— Begin —

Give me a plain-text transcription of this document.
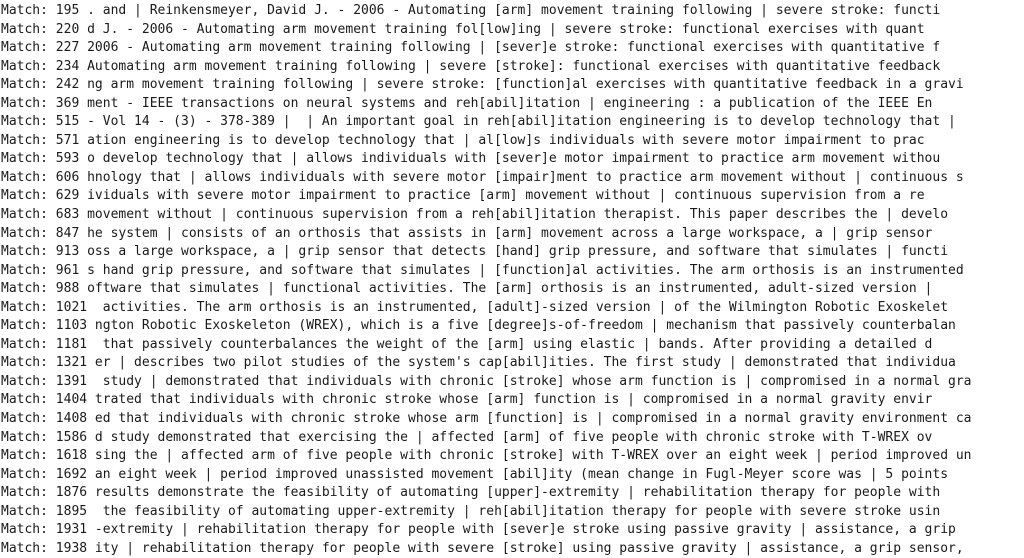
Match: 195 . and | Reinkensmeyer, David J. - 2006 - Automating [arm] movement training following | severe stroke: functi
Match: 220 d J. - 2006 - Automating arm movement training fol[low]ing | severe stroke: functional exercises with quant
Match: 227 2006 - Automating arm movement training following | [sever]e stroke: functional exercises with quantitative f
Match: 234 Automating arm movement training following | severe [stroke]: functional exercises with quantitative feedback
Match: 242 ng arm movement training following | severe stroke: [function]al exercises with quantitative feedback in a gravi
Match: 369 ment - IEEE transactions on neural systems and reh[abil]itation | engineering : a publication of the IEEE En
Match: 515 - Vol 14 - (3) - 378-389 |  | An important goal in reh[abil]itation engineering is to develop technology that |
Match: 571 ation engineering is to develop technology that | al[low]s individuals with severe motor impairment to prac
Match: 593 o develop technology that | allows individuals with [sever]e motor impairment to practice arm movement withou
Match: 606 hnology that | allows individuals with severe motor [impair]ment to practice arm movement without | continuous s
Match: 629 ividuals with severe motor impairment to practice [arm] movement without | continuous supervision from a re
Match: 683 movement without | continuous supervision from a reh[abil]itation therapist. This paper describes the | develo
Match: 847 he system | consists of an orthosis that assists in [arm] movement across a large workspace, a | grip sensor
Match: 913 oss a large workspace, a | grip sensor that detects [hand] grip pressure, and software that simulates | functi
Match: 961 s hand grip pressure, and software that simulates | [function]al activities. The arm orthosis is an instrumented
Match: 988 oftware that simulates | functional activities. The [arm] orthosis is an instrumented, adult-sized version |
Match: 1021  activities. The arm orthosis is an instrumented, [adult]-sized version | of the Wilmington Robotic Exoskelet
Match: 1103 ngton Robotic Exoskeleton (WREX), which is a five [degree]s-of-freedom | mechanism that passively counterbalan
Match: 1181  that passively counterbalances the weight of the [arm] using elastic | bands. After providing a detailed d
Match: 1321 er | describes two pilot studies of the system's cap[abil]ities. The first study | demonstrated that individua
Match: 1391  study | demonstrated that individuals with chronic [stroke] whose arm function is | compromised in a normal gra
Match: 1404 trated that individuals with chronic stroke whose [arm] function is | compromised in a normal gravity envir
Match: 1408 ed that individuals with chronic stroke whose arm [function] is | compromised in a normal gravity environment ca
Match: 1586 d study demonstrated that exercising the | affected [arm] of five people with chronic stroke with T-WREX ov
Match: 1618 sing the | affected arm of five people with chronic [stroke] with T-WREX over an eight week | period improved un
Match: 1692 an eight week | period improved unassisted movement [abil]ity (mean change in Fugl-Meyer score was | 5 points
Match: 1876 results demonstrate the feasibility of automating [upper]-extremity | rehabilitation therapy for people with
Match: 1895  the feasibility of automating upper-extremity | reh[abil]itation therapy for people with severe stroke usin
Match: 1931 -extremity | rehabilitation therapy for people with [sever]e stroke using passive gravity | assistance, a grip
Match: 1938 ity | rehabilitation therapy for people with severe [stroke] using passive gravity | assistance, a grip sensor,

— End —
— Begin —

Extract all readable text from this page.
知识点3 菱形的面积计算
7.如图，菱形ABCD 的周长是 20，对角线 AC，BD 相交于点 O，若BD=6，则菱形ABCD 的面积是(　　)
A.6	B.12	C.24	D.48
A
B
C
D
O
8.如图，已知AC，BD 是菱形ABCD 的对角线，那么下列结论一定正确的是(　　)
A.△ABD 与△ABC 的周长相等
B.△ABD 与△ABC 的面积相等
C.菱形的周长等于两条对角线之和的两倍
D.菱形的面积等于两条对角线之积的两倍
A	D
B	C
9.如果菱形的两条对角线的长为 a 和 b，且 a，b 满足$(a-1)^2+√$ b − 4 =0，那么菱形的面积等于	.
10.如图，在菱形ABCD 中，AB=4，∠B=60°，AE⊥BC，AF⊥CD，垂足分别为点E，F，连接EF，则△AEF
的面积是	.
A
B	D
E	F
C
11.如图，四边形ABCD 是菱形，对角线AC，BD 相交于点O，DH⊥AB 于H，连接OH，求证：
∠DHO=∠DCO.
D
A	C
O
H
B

— End —
— Begin —

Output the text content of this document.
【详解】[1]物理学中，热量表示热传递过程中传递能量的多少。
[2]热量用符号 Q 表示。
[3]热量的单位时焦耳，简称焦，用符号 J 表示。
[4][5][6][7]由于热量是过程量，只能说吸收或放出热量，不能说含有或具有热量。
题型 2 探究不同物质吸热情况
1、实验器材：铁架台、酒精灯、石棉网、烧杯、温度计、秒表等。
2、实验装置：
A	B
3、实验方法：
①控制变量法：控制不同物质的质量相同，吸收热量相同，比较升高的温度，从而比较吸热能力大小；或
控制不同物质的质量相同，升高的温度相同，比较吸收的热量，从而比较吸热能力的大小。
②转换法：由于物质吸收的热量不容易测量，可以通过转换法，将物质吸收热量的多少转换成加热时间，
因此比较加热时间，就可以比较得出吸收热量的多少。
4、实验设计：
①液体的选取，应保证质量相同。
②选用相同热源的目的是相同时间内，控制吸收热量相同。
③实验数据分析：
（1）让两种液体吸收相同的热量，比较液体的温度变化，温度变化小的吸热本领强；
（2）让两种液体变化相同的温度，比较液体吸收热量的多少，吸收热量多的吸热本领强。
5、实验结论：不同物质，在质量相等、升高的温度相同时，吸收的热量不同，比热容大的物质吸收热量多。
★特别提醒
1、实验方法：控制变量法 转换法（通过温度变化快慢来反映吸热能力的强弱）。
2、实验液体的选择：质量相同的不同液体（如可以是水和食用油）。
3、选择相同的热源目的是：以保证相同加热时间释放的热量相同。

— End —

=== Goal ===
Pick out the lines containing the word "Robotic" and show them.

=== Task response ===
Match: 1021  activities. The arm orthosis is an instrumented, [adult]-sized version | of the Wilmington Robotic Exoskelet
Match: 1103 ngton Robotic Exoskeleton (WREX), which is a five [degree]s-of-freedom | mechanism that passively counterbalan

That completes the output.